**Task goal**
Your task is to repeat the entries exactly. Leave the pictures out.

Records that describe figures:
· · · · ·
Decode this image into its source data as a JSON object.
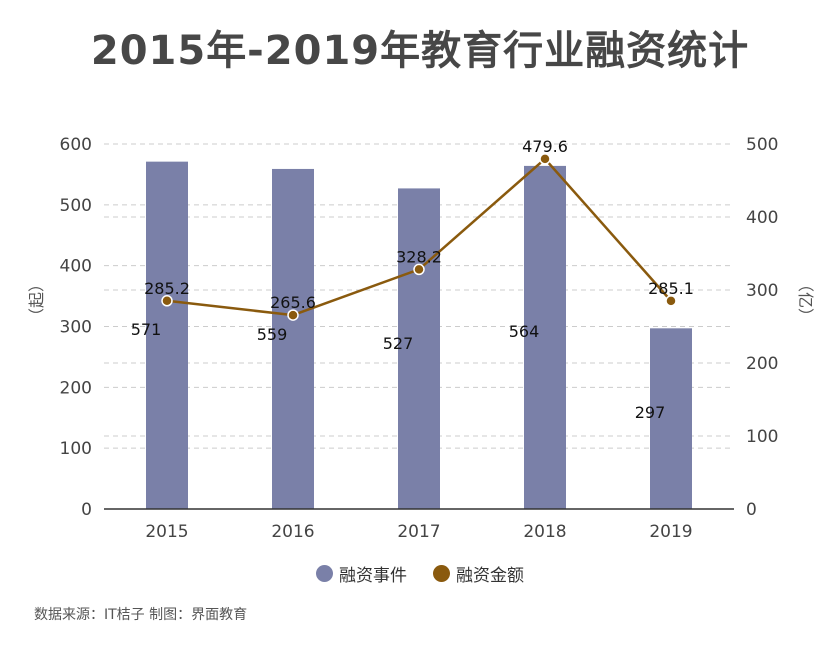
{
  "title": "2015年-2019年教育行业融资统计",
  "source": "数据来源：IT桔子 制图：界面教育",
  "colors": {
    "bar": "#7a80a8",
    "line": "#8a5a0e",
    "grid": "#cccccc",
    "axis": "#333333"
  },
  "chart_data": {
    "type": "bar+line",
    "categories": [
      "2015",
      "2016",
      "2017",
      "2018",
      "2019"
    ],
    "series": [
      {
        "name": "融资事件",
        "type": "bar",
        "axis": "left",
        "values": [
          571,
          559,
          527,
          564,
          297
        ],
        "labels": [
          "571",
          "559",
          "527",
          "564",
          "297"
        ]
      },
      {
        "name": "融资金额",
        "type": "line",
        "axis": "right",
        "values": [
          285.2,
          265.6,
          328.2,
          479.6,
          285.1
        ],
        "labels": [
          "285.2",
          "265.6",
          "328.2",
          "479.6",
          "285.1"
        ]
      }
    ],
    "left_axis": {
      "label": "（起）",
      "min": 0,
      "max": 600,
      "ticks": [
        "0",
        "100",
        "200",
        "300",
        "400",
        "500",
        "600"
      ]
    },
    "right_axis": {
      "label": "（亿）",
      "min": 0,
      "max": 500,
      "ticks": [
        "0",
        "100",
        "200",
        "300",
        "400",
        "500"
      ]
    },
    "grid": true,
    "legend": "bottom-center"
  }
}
· · · · ·
**Correct response**
Decode this image into its source data as a JSON object.
{
  "title": "2015年-2019年教育行业融资统计",
  "source": "数据来源：IT桔子 制图：界面教育",
  "colors": {
    "bar": "#7a80a8",
    "line": "#8a5a0e",
    "grid": "#cccccc",
    "axis": "#333333"
  },
  "chart_data": {
    "type": "bar+line",
    "categories": [
      "2015",
      "2016",
      "2017",
      "2018",
      "2019"
    ],
    "series": [
      {
        "name": "融资事件",
        "type": "bar",
        "axis": "left",
        "values": [
          571,
          559,
          527,
          564,
          297
        ],
        "labels": [
          "571",
          "559",
          "527",
          "564",
          "297"
        ]
      },
      {
        "name": "融资金额",
        "type": "line",
        "axis": "right",
        "values": [
          285.2,
          265.6,
          328.2,
          479.6,
          285.1
        ],
        "labels": [
          "285.2",
          "265.6",
          "328.2",
          "479.6",
          "285.1"
        ]
      }
    ],
    "left_axis": {
      "label": "（起）",
      "min": 0,
      "max": 600,
      "ticks": [
        "0",
        "100",
        "200",
        "300",
        "400",
        "500",
        "600"
      ]
    },
    "right_axis": {
      "label": "（亿）",
      "min": 0,
      "max": 500,
      "ticks": [
        "0",
        "100",
        "200",
        "300",
        "400",
        "500"
      ]
    },
    "grid": true,
    "legend": "bottom-center"
  }
}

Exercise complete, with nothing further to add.